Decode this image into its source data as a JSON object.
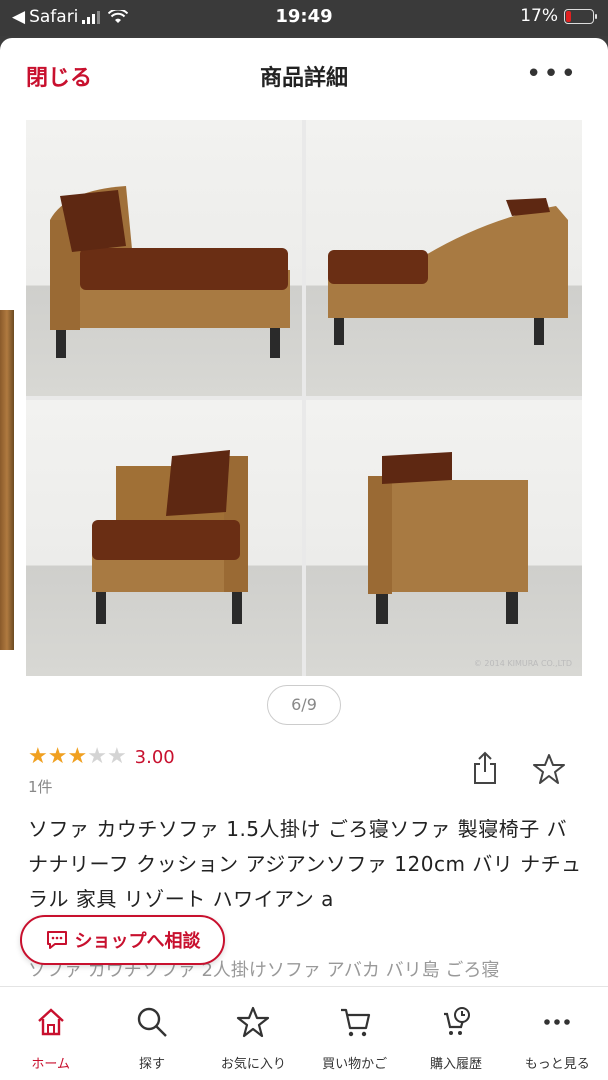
{
  "status_bar": {
    "carrier": "Safari",
    "time": "19:49",
    "battery": "17%",
    "battery_level": 0.17
  },
  "header": {
    "close_label": "閉じる",
    "title": "商品詳細",
    "more_label": "•••"
  },
  "gallery": {
    "pager": "6/9",
    "copyright": "© 2014 KIMURA CO.,LTD"
  },
  "rating": {
    "stars_filled": 3,
    "stars_total": 5,
    "score": "3.00",
    "count": "1件"
  },
  "product": {
    "title": "ソファ カウチソファ 1.5人掛け ごろ寝ソファ 製寝椅子 バナナリーフ クッション アジアンソファ 120cm バリ ナチュラル 家具 リゾート ハワイアン a",
    "subtitle": "ソファ カウチソファ 2人掛けソファ アバカ バリ島 ごろ寝"
  },
  "shop_button": {
    "label": "ショップへ相談"
  },
  "bottom_nav": {
    "items": [
      {
        "label": "ホーム",
        "icon": "home-icon"
      },
      {
        "label": "探す",
        "icon": "search-icon"
      },
      {
        "label": "お気に入り",
        "icon": "star-icon"
      },
      {
        "label": "買い物かご",
        "icon": "cart-icon"
      },
      {
        "label": "購入履歴",
        "icon": "history-icon"
      },
      {
        "label": "もっと見る",
        "icon": "more-icon"
      }
    ]
  },
  "colors": {
    "accent": "#c8102e",
    "star_on": "#f0a020",
    "star_off": "#d4d4d4"
  }
}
-----
*Given problem*:
All records must be output exactly as they are, except for the pictures, which are left out.

*Exercise output*:
Decode this image into its source data as a JSON object.
{
  "status_bar": {
    "carrier": "Safari",
    "time": "19:49",
    "battery": "17%",
    "battery_level": 0.17
  },
  "header": {
    "close_label": "閉じる",
    "title": "商品詳細",
    "more_label": "•••"
  },
  "gallery": {
    "pager": "6/9",
    "copyright": "© 2014 KIMURA CO.,LTD"
  },
  "rating": {
    "stars_filled": 3,
    "stars_total": 5,
    "score": "3.00",
    "count": "1件"
  },
  "product": {
    "title": "ソファ カウチソファ 1.5人掛け ごろ寝ソファ 製寝椅子 バナナリーフ クッション アジアンソファ 120cm バリ ナチュラル 家具 リゾート ハワイアン a",
    "subtitle": "ソファ カウチソファ 2人掛けソファ アバカ バリ島 ごろ寝"
  },
  "shop_button": {
    "label": "ショップへ相談"
  },
  "bottom_nav": {
    "items": [
      {
        "label": "ホーム",
        "icon": "home-icon"
      },
      {
        "label": "探す",
        "icon": "search-icon"
      },
      {
        "label": "お気に入り",
        "icon": "star-icon"
      },
      {
        "label": "買い物かご",
        "icon": "cart-icon"
      },
      {
        "label": "購入履歴",
        "icon": "history-icon"
      },
      {
        "label": "もっと見る",
        "icon": "more-icon"
      }
    ]
  },
  "colors": {
    "accent": "#c8102e",
    "star_on": "#f0a020",
    "star_off": "#d4d4d4"
  }
}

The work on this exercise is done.